### MATERIAL PROVIDED ###

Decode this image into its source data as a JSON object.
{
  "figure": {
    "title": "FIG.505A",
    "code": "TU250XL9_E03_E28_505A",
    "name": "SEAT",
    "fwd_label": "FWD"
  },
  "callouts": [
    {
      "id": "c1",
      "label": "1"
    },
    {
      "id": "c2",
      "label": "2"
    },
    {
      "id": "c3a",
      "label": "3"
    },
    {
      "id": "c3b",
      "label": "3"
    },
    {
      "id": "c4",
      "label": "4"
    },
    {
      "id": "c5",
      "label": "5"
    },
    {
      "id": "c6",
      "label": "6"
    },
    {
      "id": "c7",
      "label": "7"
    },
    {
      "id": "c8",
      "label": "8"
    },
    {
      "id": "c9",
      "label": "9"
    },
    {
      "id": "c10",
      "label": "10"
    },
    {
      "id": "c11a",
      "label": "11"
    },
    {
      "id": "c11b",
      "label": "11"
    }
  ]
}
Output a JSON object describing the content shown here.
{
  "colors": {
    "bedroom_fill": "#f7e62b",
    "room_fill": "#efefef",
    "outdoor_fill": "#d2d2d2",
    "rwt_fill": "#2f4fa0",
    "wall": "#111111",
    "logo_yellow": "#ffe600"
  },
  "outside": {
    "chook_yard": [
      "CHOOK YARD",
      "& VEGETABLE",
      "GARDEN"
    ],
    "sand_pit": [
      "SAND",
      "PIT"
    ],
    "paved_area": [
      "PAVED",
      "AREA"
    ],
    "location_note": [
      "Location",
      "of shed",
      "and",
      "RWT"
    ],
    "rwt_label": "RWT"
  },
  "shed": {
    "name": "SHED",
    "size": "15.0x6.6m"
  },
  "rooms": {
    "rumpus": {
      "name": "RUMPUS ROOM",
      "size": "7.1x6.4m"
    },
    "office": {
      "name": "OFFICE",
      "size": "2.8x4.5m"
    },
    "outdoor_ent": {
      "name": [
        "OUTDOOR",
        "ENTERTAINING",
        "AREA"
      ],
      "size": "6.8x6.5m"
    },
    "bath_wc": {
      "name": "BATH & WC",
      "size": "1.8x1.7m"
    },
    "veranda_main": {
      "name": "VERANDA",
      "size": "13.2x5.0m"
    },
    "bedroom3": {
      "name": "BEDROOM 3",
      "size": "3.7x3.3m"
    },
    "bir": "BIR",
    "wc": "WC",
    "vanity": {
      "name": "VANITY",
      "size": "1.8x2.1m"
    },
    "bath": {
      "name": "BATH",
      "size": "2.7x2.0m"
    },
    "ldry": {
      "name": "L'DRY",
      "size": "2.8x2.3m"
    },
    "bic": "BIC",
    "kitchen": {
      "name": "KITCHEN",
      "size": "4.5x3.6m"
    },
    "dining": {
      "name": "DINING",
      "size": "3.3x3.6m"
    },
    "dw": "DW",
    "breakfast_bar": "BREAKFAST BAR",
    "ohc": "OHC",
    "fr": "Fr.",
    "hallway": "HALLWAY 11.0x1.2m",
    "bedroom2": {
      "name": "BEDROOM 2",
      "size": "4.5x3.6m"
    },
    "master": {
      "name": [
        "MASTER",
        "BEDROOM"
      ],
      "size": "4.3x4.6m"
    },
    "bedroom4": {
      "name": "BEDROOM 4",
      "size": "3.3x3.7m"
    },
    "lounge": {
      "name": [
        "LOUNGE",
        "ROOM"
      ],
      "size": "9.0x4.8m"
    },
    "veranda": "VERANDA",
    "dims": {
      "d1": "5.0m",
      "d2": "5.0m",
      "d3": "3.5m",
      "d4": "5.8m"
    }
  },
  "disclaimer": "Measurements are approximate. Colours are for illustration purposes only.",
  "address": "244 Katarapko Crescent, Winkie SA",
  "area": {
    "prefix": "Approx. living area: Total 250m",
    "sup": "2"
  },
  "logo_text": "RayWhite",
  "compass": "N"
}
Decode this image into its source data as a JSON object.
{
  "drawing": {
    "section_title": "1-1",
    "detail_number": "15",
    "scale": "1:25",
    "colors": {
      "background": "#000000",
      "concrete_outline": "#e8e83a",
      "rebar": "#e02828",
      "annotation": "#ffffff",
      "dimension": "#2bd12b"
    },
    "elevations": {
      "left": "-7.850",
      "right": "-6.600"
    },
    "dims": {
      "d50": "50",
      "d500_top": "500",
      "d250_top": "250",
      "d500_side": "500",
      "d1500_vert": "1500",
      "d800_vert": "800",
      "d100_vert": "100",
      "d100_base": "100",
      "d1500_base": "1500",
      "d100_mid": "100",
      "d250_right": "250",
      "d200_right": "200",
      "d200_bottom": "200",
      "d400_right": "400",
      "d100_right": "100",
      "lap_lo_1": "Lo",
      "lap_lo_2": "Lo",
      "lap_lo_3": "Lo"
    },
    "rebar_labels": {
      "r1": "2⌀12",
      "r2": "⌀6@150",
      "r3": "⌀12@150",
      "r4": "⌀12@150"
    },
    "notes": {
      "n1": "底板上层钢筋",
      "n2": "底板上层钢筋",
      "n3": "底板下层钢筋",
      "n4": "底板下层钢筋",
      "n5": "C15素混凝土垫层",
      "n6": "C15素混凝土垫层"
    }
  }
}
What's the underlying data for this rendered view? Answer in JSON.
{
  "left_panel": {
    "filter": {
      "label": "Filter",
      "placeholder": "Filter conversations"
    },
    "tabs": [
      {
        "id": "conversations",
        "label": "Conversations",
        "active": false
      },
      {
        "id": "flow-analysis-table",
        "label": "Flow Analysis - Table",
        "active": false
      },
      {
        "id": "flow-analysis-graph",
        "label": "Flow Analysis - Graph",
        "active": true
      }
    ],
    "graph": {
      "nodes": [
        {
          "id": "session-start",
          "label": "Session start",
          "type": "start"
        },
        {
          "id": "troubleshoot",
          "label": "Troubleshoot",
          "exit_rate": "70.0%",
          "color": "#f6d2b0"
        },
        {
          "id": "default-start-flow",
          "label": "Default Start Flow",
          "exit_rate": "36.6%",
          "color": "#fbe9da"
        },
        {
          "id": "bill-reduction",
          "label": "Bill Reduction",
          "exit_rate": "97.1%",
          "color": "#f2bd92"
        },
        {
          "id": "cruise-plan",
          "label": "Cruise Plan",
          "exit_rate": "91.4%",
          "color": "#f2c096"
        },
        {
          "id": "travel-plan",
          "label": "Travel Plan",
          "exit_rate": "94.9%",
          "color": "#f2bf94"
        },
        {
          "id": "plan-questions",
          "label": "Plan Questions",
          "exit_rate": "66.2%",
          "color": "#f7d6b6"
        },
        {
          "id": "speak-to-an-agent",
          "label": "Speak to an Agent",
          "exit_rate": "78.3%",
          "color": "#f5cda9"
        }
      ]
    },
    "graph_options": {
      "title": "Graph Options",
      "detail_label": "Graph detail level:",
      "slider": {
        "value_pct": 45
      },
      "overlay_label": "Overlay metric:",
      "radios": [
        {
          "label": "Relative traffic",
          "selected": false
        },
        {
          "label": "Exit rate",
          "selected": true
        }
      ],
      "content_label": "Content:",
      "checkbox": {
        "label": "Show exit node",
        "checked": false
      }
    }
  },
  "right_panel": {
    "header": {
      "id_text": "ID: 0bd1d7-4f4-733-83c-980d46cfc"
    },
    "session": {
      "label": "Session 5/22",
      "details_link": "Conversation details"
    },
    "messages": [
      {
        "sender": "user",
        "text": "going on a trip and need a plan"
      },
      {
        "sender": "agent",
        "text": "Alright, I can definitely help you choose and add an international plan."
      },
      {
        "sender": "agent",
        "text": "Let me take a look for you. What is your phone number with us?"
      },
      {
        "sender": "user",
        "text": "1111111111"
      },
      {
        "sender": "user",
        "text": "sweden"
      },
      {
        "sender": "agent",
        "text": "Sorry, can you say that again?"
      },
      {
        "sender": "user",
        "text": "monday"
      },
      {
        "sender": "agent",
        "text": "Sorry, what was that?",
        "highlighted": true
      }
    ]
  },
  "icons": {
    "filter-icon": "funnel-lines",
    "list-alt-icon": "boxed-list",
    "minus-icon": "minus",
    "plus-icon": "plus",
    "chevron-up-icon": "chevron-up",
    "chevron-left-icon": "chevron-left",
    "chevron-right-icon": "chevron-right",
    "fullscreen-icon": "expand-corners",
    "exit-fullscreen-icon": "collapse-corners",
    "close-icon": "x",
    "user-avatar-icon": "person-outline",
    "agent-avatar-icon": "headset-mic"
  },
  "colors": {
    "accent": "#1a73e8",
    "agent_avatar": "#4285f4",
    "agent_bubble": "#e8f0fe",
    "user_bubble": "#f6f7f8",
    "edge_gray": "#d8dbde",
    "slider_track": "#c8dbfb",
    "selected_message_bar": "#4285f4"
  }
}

###

Search the lines above for the string "chevron", then show every one that has it.

» **OUTPUT FOR THIS EXERCISE**
    "chevron-up-icon": "chevron-up",
    "chevron-left-icon": "chevron-left",
    "chevron-right-icon": "chevron-right",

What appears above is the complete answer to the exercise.